-------- Materials provided --------

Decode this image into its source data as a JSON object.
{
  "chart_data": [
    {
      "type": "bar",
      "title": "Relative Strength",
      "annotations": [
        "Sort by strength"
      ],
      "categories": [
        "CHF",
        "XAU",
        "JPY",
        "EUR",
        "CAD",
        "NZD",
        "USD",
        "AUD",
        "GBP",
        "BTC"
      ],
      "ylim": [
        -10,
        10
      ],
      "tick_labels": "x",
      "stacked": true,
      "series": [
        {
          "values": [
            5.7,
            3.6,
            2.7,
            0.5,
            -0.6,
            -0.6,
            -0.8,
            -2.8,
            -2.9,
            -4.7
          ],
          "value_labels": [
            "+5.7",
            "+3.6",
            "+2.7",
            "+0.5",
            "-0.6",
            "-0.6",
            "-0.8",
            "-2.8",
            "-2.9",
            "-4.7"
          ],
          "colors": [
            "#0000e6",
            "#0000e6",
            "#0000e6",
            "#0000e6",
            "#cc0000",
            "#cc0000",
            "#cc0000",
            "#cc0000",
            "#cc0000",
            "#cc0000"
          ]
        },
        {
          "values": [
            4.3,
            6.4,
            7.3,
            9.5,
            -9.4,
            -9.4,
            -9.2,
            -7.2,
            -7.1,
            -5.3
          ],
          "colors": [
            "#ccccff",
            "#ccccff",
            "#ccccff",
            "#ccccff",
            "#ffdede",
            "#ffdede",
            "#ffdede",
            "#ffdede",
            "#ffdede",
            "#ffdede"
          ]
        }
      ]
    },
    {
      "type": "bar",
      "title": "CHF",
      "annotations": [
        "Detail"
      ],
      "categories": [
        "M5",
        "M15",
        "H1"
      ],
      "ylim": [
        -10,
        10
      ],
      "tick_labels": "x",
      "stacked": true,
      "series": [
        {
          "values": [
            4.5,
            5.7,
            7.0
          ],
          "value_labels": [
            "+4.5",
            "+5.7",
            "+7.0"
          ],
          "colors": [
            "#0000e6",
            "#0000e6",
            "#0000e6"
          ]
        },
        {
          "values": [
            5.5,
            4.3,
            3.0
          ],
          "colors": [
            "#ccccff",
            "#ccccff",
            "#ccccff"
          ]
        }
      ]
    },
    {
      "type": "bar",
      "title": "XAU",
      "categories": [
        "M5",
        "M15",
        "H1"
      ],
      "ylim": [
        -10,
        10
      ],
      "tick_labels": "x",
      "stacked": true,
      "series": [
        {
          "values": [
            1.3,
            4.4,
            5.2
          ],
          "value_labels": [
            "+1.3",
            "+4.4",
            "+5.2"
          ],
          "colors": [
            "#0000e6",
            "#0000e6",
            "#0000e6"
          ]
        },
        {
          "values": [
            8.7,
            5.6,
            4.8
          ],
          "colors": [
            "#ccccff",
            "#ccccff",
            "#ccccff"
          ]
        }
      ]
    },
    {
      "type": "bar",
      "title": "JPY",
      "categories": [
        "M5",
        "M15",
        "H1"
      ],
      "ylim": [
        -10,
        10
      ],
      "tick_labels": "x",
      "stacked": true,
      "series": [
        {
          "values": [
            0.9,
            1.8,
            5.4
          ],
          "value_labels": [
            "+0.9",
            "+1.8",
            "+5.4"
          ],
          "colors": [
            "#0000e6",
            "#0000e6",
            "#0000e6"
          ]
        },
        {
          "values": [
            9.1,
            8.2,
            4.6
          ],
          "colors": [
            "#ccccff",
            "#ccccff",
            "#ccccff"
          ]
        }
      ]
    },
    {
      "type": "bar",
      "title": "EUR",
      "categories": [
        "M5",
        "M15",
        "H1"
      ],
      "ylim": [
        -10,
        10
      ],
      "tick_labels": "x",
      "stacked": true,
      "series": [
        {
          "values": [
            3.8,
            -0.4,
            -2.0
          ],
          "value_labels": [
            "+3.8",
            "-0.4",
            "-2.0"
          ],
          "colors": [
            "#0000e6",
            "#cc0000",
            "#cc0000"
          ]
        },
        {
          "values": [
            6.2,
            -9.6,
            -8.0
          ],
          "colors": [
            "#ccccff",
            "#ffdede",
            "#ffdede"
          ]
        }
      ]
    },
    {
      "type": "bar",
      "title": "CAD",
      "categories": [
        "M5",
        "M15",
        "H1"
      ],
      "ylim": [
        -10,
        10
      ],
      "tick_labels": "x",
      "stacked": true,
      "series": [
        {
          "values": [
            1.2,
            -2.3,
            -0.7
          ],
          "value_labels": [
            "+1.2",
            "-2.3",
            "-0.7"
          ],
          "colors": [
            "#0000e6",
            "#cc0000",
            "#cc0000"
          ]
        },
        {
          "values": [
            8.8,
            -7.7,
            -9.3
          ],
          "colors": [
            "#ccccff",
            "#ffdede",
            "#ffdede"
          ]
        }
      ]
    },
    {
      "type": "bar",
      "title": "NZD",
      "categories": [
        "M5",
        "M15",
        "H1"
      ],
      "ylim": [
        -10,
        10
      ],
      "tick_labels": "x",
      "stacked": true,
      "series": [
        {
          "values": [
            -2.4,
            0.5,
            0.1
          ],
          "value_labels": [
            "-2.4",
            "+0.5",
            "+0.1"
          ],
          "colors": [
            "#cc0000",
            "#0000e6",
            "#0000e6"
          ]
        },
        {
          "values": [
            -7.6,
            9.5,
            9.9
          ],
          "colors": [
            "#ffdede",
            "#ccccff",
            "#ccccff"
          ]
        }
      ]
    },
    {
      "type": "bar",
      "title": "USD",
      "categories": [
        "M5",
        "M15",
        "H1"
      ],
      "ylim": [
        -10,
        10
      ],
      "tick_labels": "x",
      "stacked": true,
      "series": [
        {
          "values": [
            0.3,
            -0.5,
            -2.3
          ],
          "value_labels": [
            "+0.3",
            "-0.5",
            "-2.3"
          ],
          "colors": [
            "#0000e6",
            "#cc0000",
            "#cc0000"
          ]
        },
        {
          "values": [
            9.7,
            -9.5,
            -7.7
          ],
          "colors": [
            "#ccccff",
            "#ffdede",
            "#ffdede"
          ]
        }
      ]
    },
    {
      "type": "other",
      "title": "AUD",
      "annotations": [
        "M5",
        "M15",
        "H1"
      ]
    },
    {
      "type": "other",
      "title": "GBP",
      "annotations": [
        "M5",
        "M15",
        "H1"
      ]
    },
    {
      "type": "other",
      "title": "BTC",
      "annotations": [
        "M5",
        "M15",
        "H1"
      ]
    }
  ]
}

--------

Your instructions: Set down all of the records shown above once more, exactly.

Task solution:
Decode this image into its source data as a JSON object.
{
  "chart_data": [
    {
      "type": "bar",
      "title": "Relative Strength",
      "annotations": [
        "Sort by strength"
      ],
      "categories": [
        "CHF",
        "XAU",
        "JPY",
        "EUR",
        "CAD",
        "NZD",
        "USD",
        "AUD",
        "GBP",
        "BTC"
      ],
      "ylim": [
        -10,
        10
      ],
      "tick_labels": "x",
      "stacked": true,
      "series": [
        {
          "values": [
            5.7,
            3.6,
            2.7,
            0.5,
            -0.6,
            -0.6,
            -0.8,
            -2.8,
            -2.9,
            -4.7
          ],
          "value_labels": [
            "+5.7",
            "+3.6",
            "+2.7",
            "+0.5",
            "-0.6",
            "-0.6",
            "-0.8",
            "-2.8",
            "-2.9",
            "-4.7"
          ],
          "colors": [
            "#0000e6",
            "#0000e6",
            "#0000e6",
            "#0000e6",
            "#cc0000",
            "#cc0000",
            "#cc0000",
            "#cc0000",
            "#cc0000",
            "#cc0000"
          ]
        },
        {
          "values": [
            4.3,
            6.4,
            7.3,
            9.5,
            -9.4,
            -9.4,
            -9.2,
            -7.2,
            -7.1,
            -5.3
          ],
          "colors": [
            "#ccccff",
            "#ccccff",
            "#ccccff",
            "#ccccff",
            "#ffdede",
            "#ffdede",
            "#ffdede",
            "#ffdede",
            "#ffdede",
            "#ffdede"
          ]
        }
      ]
    },
    {
      "type": "bar",
      "title": "CHF",
      "annotations": [
        "Detail"
      ],
      "categories": [
        "M5",
        "M15",
        "H1"
      ],
      "ylim": [
        -10,
        10
      ],
      "tick_labels": "x",
      "stacked": true,
      "series": [
        {
          "values": [
            4.5,
            5.7,
            7.0
          ],
          "value_labels": [
            "+4.5",
            "+5.7",
            "+7.0"
          ],
          "colors": [
            "#0000e6",
            "#0000e6",
            "#0000e6"
          ]
        },
        {
          "values": [
            5.5,
            4.3,
            3.0
          ],
          "colors": [
            "#ccccff",
            "#ccccff",
            "#ccccff"
          ]
        }
      ]
    },
    {
      "type": "bar",
      "title": "XAU",
      "categories": [
        "M5",
        "M15",
        "H1"
      ],
      "ylim": [
        -10,
        10
      ],
      "tick_labels": "x",
      "stacked": true,
      "series": [
        {
          "values": [
            1.3,
            4.4,
            5.2
          ],
          "value_labels": [
            "+1.3",
            "+4.4",
            "+5.2"
          ],
          "colors": [
            "#0000e6",
            "#0000e6",
            "#0000e6"
          ]
        },
        {
          "values": [
            8.7,
            5.6,
            4.8
          ],
          "colors": [
            "#ccccff",
            "#ccccff",
            "#ccccff"
          ]
        }
      ]
    },
    {
      "type": "bar",
      "title": "JPY",
      "categories": [
        "M5",
        "M15",
        "H1"
      ],
      "ylim": [
        -10,
        10
      ],
      "tick_labels": "x",
      "stacked": true,
      "series": [
        {
          "values": [
            0.9,
            1.8,
            5.4
          ],
          "value_labels": [
            "+0.9",
            "+1.8",
            "+5.4"
          ],
          "colors": [
            "#0000e6",
            "#0000e6",
            "#0000e6"
          ]
        },
        {
          "values": [
            9.1,
            8.2,
            4.6
          ],
          "colors": [
            "#ccccff",
            "#ccccff",
            "#ccccff"
          ]
        }
      ]
    },
    {
      "type": "bar",
      "title": "EUR",
      "categories": [
        "M5",
        "M15",
        "H1"
      ],
      "ylim": [
        -10,
        10
      ],
      "tick_labels": "x",
      "stacked": true,
      "series": [
        {
          "values": [
            3.8,
            -0.4,
            -2.0
          ],
          "value_labels": [
            "+3.8",
            "-0.4",
            "-2.0"
          ],
          "colors": [
            "#0000e6",
            "#cc0000",
            "#cc0000"
          ]
        },
        {
          "values": [
            6.2,
            -9.6,
            -8.0
          ],
          "colors": [
            "#ccccff",
            "#ffdede",
            "#ffdede"
          ]
        }
      ]
    },
    {
      "type": "bar",
      "title": "CAD",
      "categories": [
        "M5",
        "M15",
        "H1"
      ],
      "ylim": [
        -10,
        10
      ],
      "tick_labels": "x",
      "stacked": true,
      "series": [
        {
          "values": [
            1.2,
            -2.3,
            -0.7
          ],
          "value_labels": [
            "+1.2",
            "-2.3",
            "-0.7"
          ],
          "colors": [
            "#0000e6",
            "#cc0000",
            "#cc0000"
          ]
        },
        {
          "values": [
            8.8,
            -7.7,
            -9.3
          ],
          "colors": [
            "#ccccff",
            "#ffdede",
            "#ffdede"
          ]
        }
      ]
    },
    {
      "type": "bar",
      "title": "NZD",
      "categories": [
        "M5",
        "M15",
        "H1"
      ],
      "ylim": [
        -10,
        10
      ],
      "tick_labels": "x",
      "stacked": true,
      "series": [
        {
          "values": [
            -2.4,
            0.5,
            0.1
          ],
          "value_labels": [
            "-2.4",
            "+0.5",
            "+0.1"
          ],
          "colors": [
            "#cc0000",
            "#0000e6",
            "#0000e6"
          ]
        },
        {
          "values": [
            -7.6,
            9.5,
            9.9
          ],
          "colors": [
            "#ffdede",
            "#ccccff",
            "#ccccff"
          ]
        }
      ]
    },
    {
      "type": "bar",
      "title": "USD",
      "categories": [
        "M5",
        "M15",
        "H1"
      ],
      "ylim": [
        -10,
        10
      ],
      "tick_labels": "x",
      "stacked": true,
      "series": [
        {
          "values": [
            0.3,
            -0.5,
            -2.3
          ],
          "value_labels": [
            "+0.3",
            "-0.5",
            "-2.3"
          ],
          "colors": [
            "#0000e6",
            "#cc0000",
            "#cc0000"
          ]
        },
        {
          "values": [
            9.7,
            -9.5,
            -7.7
          ],
          "colors": [
            "#ccccff",
            "#ffdede",
            "#ffdede"
          ]
        }
      ]
    },
    {
      "type": "other",
      "title": "AUD",
      "annotations": [
        "M5",
        "M15",
        "H1"
      ]
    },
    {
      "type": "other",
      "title": "GBP",
      "annotations": [
        "M5",
        "M15",
        "H1"
      ]
    },
    {
      "type": "other",
      "title": "BTC",
      "annotations": [
        "M5",
        "M15",
        "H1"
      ]
    }
  ]
}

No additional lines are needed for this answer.